— Task instructions —
Exclude the pictures; give every entry again exactly as written.

— Data shown —
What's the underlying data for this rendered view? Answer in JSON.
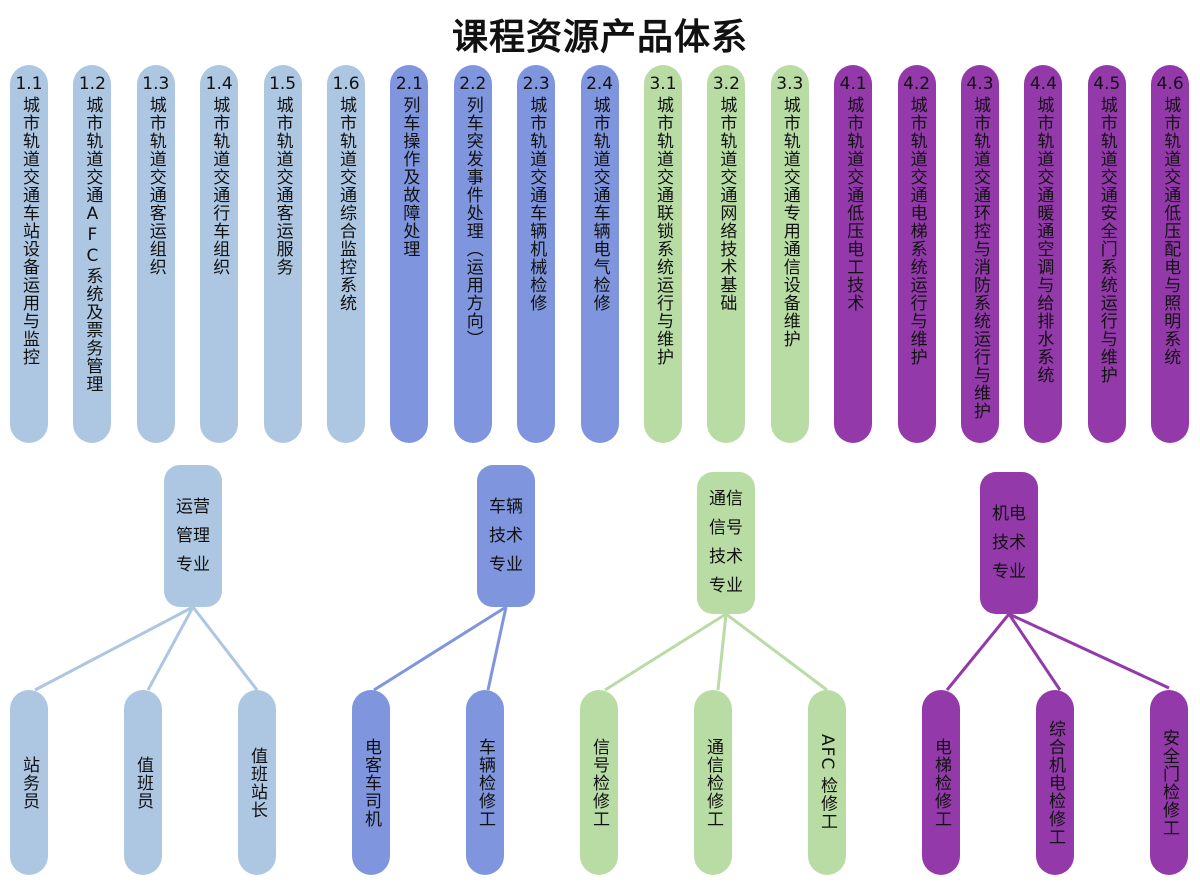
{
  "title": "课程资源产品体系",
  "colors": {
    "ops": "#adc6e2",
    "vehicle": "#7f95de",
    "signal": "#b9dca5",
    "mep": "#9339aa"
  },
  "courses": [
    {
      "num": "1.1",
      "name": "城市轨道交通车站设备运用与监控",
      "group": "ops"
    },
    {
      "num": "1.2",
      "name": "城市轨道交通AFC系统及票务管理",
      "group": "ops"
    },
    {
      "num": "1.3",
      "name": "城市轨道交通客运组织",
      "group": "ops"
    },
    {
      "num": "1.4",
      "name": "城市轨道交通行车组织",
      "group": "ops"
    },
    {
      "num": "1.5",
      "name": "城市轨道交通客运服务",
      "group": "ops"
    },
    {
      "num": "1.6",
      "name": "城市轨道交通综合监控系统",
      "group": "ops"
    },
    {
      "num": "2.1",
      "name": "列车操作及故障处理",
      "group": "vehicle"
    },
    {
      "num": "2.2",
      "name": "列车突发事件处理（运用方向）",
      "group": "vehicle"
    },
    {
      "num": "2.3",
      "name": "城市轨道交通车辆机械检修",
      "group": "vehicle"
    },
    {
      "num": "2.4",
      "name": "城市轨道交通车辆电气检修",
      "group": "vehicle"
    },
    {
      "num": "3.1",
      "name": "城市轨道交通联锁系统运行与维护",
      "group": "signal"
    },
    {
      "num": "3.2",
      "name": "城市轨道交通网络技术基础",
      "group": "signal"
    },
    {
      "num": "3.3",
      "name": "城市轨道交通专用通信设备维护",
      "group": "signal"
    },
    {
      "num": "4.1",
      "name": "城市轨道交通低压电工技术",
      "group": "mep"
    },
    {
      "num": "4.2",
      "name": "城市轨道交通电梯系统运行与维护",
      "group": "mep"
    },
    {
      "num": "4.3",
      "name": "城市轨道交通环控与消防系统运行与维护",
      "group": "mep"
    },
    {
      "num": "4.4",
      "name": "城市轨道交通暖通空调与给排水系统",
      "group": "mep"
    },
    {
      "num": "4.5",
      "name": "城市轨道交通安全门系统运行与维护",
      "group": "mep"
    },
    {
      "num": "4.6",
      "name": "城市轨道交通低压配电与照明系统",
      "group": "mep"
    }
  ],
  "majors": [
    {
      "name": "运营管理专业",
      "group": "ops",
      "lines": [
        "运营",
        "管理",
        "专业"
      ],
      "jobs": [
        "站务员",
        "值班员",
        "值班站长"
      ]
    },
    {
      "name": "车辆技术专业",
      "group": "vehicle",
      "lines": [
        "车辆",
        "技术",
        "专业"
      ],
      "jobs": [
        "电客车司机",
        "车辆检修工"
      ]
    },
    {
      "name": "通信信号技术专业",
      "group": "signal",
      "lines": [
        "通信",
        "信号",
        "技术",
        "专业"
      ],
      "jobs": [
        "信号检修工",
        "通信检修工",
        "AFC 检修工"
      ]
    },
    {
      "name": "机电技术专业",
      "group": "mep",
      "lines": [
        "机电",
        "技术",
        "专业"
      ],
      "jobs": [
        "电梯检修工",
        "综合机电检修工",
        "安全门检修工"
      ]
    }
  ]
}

— Worked solution —
What's the underlying data for this rendered view? Answer in JSON.
{
  "title": "课程资源产品体系",
  "colors": {
    "ops": "#adc6e2",
    "vehicle": "#7f95de",
    "signal": "#b9dca5",
    "mep": "#9339aa"
  },
  "courses": [
    {
      "num": "1.1",
      "name": "城市轨道交通车站设备运用与监控",
      "group": "ops"
    },
    {
      "num": "1.2",
      "name": "城市轨道交通AFC系统及票务管理",
      "group": "ops"
    },
    {
      "num": "1.3",
      "name": "城市轨道交通客运组织",
      "group": "ops"
    },
    {
      "num": "1.4",
      "name": "城市轨道交通行车组织",
      "group": "ops"
    },
    {
      "num": "1.5",
      "name": "城市轨道交通客运服务",
      "group": "ops"
    },
    {
      "num": "1.6",
      "name": "城市轨道交通综合监控系统",
      "group": "ops"
    },
    {
      "num": "2.1",
      "name": "列车操作及故障处理",
      "group": "vehicle"
    },
    {
      "num": "2.2",
      "name": "列车突发事件处理（运用方向）",
      "group": "vehicle"
    },
    {
      "num": "2.3",
      "name": "城市轨道交通车辆机械检修",
      "group": "vehicle"
    },
    {
      "num": "2.4",
      "name": "城市轨道交通车辆电气检修",
      "group": "vehicle"
    },
    {
      "num": "3.1",
      "name": "城市轨道交通联锁系统运行与维护",
      "group": "signal"
    },
    {
      "num": "3.2",
      "name": "城市轨道交通网络技术基础",
      "group": "signal"
    },
    {
      "num": "3.3",
      "name": "城市轨道交通专用通信设备维护",
      "group": "signal"
    },
    {
      "num": "4.1",
      "name": "城市轨道交通低压电工技术",
      "group": "mep"
    },
    {
      "num": "4.2",
      "name": "城市轨道交通电梯系统运行与维护",
      "group": "mep"
    },
    {
      "num": "4.3",
      "name": "城市轨道交通环控与消防系统运行与维护",
      "group": "mep"
    },
    {
      "num": "4.4",
      "name": "城市轨道交通暖通空调与给排水系统",
      "group": "mep"
    },
    {
      "num": "4.5",
      "name": "城市轨道交通安全门系统运行与维护",
      "group": "mep"
    },
    {
      "num": "4.6",
      "name": "城市轨道交通低压配电与照明系统",
      "group": "mep"
    }
  ],
  "majors": [
    {
      "name": "运营管理专业",
      "group": "ops",
      "lines": [
        "运营",
        "管理",
        "专业"
      ],
      "jobs": [
        "站务员",
        "值班员",
        "值班站长"
      ]
    },
    {
      "name": "车辆技术专业",
      "group": "vehicle",
      "lines": [
        "车辆",
        "技术",
        "专业"
      ],
      "jobs": [
        "电客车司机",
        "车辆检修工"
      ]
    },
    {
      "name": "通信信号技术专业",
      "group": "signal",
      "lines": [
        "通信",
        "信号",
        "技术",
        "专业"
      ],
      "jobs": [
        "信号检修工",
        "通信检修工",
        "AFC 检修工"
      ]
    },
    {
      "name": "机电技术专业",
      "group": "mep",
      "lines": [
        "机电",
        "技术",
        "专业"
      ],
      "jobs": [
        "电梯检修工",
        "综合机电检修工",
        "安全门检修工"
      ]
    }
  ]
}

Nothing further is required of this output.